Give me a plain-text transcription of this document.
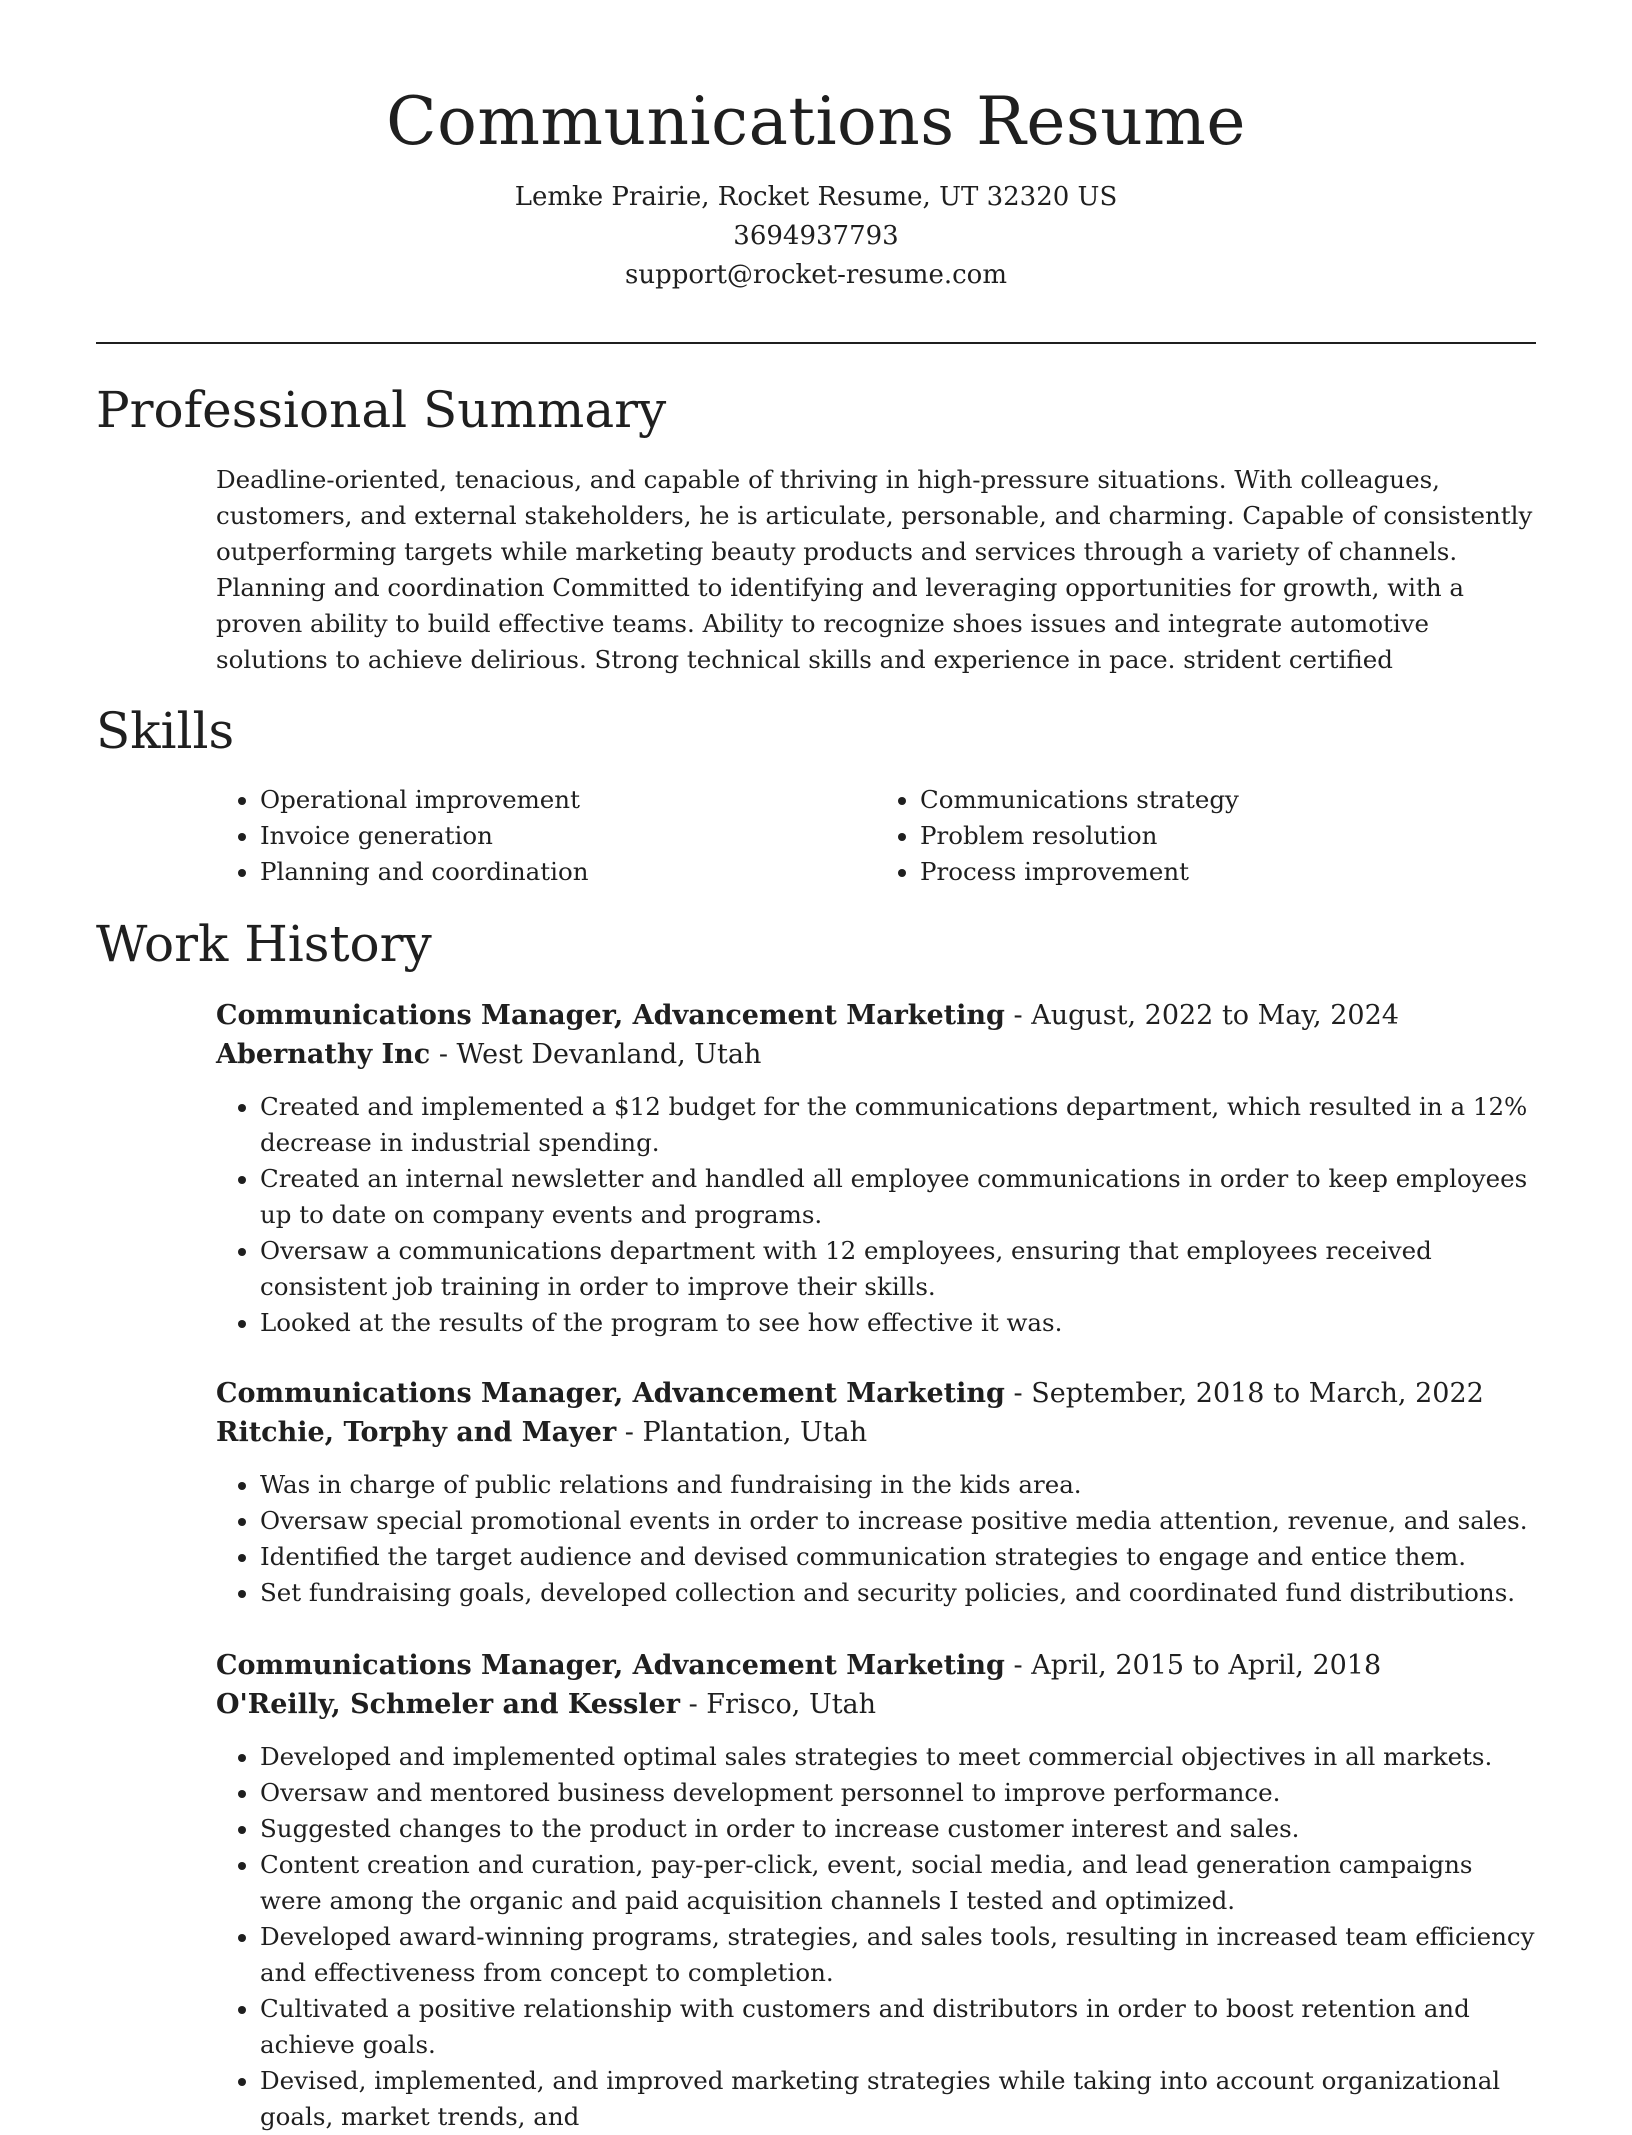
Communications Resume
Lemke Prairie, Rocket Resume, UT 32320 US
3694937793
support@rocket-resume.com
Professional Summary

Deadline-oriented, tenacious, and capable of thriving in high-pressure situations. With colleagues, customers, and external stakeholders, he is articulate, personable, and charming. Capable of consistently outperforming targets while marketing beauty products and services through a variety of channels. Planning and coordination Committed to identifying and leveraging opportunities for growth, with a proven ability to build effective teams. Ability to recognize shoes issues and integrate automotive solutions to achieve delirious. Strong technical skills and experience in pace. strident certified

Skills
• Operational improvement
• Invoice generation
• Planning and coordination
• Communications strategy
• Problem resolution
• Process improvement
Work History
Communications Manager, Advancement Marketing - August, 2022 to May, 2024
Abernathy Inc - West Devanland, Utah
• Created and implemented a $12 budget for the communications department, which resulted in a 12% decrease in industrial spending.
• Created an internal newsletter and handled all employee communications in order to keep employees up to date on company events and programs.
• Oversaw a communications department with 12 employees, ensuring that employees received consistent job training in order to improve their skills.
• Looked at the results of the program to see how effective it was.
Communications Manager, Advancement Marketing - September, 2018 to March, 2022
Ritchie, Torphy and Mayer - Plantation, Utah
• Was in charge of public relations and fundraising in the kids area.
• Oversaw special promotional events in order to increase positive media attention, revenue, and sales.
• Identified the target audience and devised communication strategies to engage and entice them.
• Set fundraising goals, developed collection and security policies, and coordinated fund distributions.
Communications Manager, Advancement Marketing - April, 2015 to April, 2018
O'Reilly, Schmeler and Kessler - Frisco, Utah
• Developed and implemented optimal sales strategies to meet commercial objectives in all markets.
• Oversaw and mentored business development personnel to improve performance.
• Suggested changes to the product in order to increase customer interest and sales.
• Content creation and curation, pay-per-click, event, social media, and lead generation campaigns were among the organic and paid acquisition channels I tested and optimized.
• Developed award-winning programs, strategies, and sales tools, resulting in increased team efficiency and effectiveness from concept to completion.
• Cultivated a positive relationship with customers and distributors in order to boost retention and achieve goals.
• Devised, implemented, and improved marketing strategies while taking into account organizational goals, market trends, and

_Exercise details:_
Look through the material above. Copy each line where the word "order" appears.

_Written reply:_
• Created an internal newsletter and handled all employee communications in order to keep employees up to date on company events and programs.
• Oversaw a communications department with 12 employees, ensuring that employees received consistent job training in order to improve their skills.
• Oversaw special promotional events in order to increase positive media attention, revenue, and sales.
• Suggested changes to the product in order to increase customer interest and sales.
• Cultivated a positive relationship with customers and distributors in order to boost retention and achieve goals.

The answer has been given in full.